YOUR GOAL »
Go through the listing and copy every line word for word.

## START

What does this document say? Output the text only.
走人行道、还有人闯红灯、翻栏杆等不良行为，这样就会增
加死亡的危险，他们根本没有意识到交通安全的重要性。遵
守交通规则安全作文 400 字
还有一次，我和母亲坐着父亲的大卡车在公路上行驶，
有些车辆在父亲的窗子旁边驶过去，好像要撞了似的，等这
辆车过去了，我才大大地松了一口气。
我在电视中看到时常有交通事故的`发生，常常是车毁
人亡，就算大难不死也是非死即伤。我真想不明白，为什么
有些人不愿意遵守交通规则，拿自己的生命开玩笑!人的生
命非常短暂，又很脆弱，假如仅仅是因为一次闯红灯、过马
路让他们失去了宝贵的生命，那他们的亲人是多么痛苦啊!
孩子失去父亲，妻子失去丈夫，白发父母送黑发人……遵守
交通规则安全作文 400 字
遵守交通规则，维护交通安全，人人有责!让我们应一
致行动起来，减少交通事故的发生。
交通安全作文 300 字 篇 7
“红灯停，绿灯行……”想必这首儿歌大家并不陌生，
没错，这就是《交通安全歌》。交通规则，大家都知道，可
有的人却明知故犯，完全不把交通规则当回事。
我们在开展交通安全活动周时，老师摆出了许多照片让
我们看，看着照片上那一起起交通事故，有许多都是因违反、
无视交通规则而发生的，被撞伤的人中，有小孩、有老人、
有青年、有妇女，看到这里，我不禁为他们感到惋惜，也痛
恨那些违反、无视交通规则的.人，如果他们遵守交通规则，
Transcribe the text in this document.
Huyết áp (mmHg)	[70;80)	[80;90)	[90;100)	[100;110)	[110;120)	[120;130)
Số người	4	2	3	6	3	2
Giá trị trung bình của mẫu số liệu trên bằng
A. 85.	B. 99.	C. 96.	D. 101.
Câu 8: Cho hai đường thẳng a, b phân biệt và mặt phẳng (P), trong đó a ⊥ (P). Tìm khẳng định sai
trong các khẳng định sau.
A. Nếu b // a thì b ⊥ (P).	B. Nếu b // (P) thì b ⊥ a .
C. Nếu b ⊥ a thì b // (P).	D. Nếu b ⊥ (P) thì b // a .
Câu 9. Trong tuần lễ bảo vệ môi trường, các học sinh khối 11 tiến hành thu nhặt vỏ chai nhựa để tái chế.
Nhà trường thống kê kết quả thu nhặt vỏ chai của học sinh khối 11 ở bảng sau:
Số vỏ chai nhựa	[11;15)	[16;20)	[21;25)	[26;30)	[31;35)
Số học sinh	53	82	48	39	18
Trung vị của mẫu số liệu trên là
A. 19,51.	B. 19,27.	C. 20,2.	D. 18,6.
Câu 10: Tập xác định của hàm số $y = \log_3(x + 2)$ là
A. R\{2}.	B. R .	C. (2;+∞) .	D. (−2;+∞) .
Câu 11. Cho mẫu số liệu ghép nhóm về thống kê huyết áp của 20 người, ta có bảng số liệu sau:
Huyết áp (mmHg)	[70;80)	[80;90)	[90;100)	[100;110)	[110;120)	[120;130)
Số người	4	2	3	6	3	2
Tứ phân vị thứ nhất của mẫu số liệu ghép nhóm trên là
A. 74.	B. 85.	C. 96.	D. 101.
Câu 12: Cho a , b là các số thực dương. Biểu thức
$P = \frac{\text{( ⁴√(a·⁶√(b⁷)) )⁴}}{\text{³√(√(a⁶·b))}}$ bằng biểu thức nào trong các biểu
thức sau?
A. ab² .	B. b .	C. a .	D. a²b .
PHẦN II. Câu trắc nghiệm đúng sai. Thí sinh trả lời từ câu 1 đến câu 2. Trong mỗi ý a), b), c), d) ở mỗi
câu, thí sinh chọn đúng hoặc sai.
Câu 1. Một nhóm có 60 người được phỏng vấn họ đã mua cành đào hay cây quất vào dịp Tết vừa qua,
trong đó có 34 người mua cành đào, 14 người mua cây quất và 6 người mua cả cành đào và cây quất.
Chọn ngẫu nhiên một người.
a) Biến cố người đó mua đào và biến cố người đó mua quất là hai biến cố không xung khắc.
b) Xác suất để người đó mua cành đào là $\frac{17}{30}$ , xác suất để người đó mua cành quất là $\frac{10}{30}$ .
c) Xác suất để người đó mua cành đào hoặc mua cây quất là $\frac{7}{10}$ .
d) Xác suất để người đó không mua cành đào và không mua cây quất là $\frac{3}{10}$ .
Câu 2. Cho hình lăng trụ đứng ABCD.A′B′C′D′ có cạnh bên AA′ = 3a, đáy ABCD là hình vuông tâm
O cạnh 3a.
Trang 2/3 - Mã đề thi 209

## END

COMPLETE OUTPUT »
What does this document say? Output the text only.
走人行道、还有人闯红灯、翻栏杆等不良行为，这样就会增
加死亡的危险，他们根本没有意识到交通安全的重要性。遵
守交通规则安全作文 400 字
还有一次，我和母亲坐着父亲的大卡车在公路上行驶，
有些车辆在父亲的窗子旁边驶过去，好像要撞了似的，等这
辆车过去了，我才大大地松了一口气。
我在电视中看到时常有交通事故的`发生，常常是车毁
人亡，就算大难不死也是非死即伤。我真想不明白，为什么
有些人不愿意遵守交通规则，拿自己的生命开玩笑!人的生
命非常短暂，又很脆弱，假如仅仅是因为一次闯红灯、过马
路让他们失去了宝贵的生命，那他们的亲人是多么痛苦啊!
孩子失去父亲，妻子失去丈夫，白发父母送黑发人……遵守
交通规则安全作文 400 字
遵守交通规则，维护交通安全，人人有责!让我们应一
致行动起来，减少交通事故的发生。
交通安全作文 300 字 篇 7
“红灯停，绿灯行……”想必这首儿歌大家并不陌生，
没错，这就是《交通安全歌》。交通规则，大家都知道，可
有的人却明知故犯，完全不把交通规则当回事。
我们在开展交通安全活动周时，老师摆出了许多照片让
我们看，看着照片上那一起起交通事故，有许多都是因违反、
无视交通规则而发生的，被撞伤的人中，有小孩、有老人、
有青年、有妇女，看到这里，我不禁为他们感到惋惜，也痛
恨那些违反、无视交通规则的.人，如果他们遵守交通规则，
Transcribe the text in this document.
Huyết áp (mmHg)	[70;80)	[80;90)	[90;100)	[100;110)	[110;120)	[120;130)
Số người	4	2	3	6	3	2
Giá trị trung bình của mẫu số liệu trên bằng
A. 85.	B. 99.	C. 96.	D. 101.
Câu 8: Cho hai đường thẳng a, b phân biệt và mặt phẳng (P), trong đó a ⊥ (P). Tìm khẳng định sai
trong các khẳng định sau.
A. Nếu b // a thì b ⊥ (P).	B. Nếu b // (P) thì b ⊥ a .
C. Nếu b ⊥ a thì b // (P).	D. Nếu b ⊥ (P) thì b // a .
Câu 9. Trong tuần lễ bảo vệ môi trường, các học sinh khối 11 tiến hành thu nhặt vỏ chai nhựa để tái chế.
Nhà trường thống kê kết quả thu nhặt vỏ chai của học sinh khối 11 ở bảng sau:
Số vỏ chai nhựa	[11;15)	[16;20)	[21;25)	[26;30)	[31;35)
Số học sinh	53	82	48	39	18
Trung vị của mẫu số liệu trên là
A. 19,51.	B. 19,27.	C. 20,2.	D. 18,6.
Câu 10: Tập xác định của hàm số $y = \log_3(x + 2)$ là
A. R\{2}.	B. R .	C. (2;+∞) .	D. (−2;+∞) .
Câu 11. Cho mẫu số liệu ghép nhóm về thống kê huyết áp của 20 người, ta có bảng số liệu sau:
Huyết áp (mmHg)	[70;80)	[80;90)	[90;100)	[100;110)	[110;120)	[120;130)
Số người	4	2	3	6	3	2
Tứ phân vị thứ nhất của mẫu số liệu ghép nhóm trên là
A. 74.	B. 85.	C. 96.	D. 101.
Câu 12: Cho a , b là các số thực dương. Biểu thức
$P = \frac{\text{( ⁴√(a·⁶√(b⁷)) )⁴}}{\text{³√(√(a⁶·b))}}$ bằng biểu thức nào trong các biểu
thức sau?
A. ab² .	B. b .	C. a .	D. a²b .
PHẦN II. Câu trắc nghiệm đúng sai. Thí sinh trả lời từ câu 1 đến câu 2. Trong mỗi ý a), b), c), d) ở mỗi
câu, thí sinh chọn đúng hoặc sai.
Câu 1. Một nhóm có 60 người được phỏng vấn họ đã mua cành đào hay cây quất vào dịp Tết vừa qua,
trong đó có 34 người mua cành đào, 14 người mua cây quất và 6 người mua cả cành đào và cây quất.
Chọn ngẫu nhiên một người.
a) Biến cố người đó mua đào và biến cố người đó mua quất là hai biến cố không xung khắc.
b) Xác suất để người đó mua cành đào là $\frac{17}{30}$ , xác suất để người đó mua cành quất là $\frac{10}{30}$ .
c) Xác suất để người đó mua cành đào hoặc mua cây quất là $\frac{7}{10}$ .
d) Xác suất để người đó không mua cành đào và không mua cây quất là $\frac{3}{10}$ .
Câu 2. Cho hình lăng trụ đứng ABCD.A′B′C′D′ có cạnh bên AA′ = 3a, đáy ABCD là hình vuông tâm
O cạnh 3a.
Trang 2/3 - Mã đề thi 209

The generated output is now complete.